Some organizations continue to run the business using Cobol on the mainframe simply because migrating all of that code to distributed computing systems without a compelling business benefit wouldn't be worth the trouble and expense. But some of the world's largest businesses see their Cobol infrastructure not as fading legacy technology but as a state-of-the-art, competitive weapon.

For both groups, the challenge lies in finding the next generation of talent to run those systems or risk being forced off the platform. "There's been no abatement in the number of people retiring," says Adam Burden, lead for advanced technology and architecture at Accenture, and the pipeline of new Cobol programming talent has been insufficient to address the impending outflow of retiring baby boomers.

As businesses continue to struggle with the problem, Accenture has been busy adding Cobol programmers to its consulting practice to fill the skills gap for its clients, Burden says, even as IBM, IT-oLogy, and others attempt to train and recruit the next generation of mainframe talent.

The mainframe's stronghold

For many businesses in healthcare and other industries with large-scale transaction processing needs, including airlines, retail, banking, and government, Cobol on the mainframe remains the core transaction engine. Several mainframe vendors remain in the market, including Unisys, Groupe Bull, and Fujitsu, but IBM has the lion's share of the market today, with more than 90 percent. And 50 years after IBM released its first mainframe, the System/360, in April 1964, the company still has 3,500 mainframe customers.

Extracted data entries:
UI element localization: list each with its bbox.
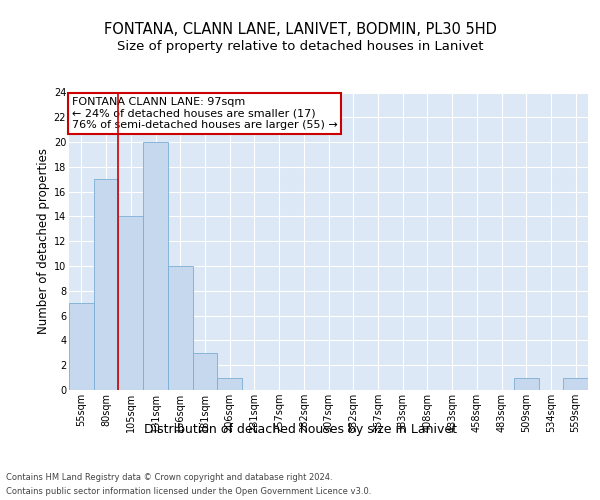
Bar	[563, 378, 588, 390]
Bar	[69, 303, 94, 390]
Bar	[118, 216, 143, 390]
Bar	[514, 378, 539, 390]
Bar	[168, 266, 193, 390]
Text: Size of property relative to detached houses in Lanivet: Size of property relative to detached ho…	[117, 40, 483, 53]
Text: Contains public sector information licensed under the Open Government Licence v3: Contains public sector information licen…	[6, 488, 371, 496]
Y-axis label: Number of detached properties: Number of detached properties	[37, 148, 50, 334]
Bar	[193, 353, 217, 390]
Bar	[143, 142, 168, 390]
Text: Distribution of detached houses by size in Lanivet: Distribution of detached houses by size …	[143, 422, 457, 436]
Text: FONTANA, CLANN LANE, LANIVET, BODMIN, PL30 5HD: FONTANA, CLANN LANE, LANIVET, BODMIN, PL…	[104, 22, 496, 38]
Bar	[217, 378, 242, 390]
Text: FONTANA CLANN LANE: 97sqm
← 24% of detached houses are smaller (17)
76% of semi-: FONTANA CLANN LANE: 97sqm ← 24% of detac…	[71, 97, 337, 130]
Bar	[94, 180, 118, 390]
Text: Contains HM Land Registry data © Crown copyright and database right 2024.: Contains HM Land Registry data © Crown c…	[6, 472, 332, 482]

What is expected: Please return the stretch of the Cobol passage from "For both groups, the" through "of mainframe talent.", copied word for word. This data is separate from the Cobol passage.

Result for this task:
For both groups, the challenge lies in finding the next generation of talent to run those systems or risk being forced off the platform. "There's been no abatement in the number of people retiring," says Adam Burden, lead for advanced technology and architecture at Accenture, and the pipeline of new Cobol programming talent has been insufficient to address the impending outflow of retiring baby boomers.

As businesses continue to struggle with the problem, Accenture has been busy adding Cobol programmers to its consulting practice to fill the skills gap for its clients, Burden says, even as IBM, IT-oLogy, and others attempt to train and recruit the next generation of mainframe talent.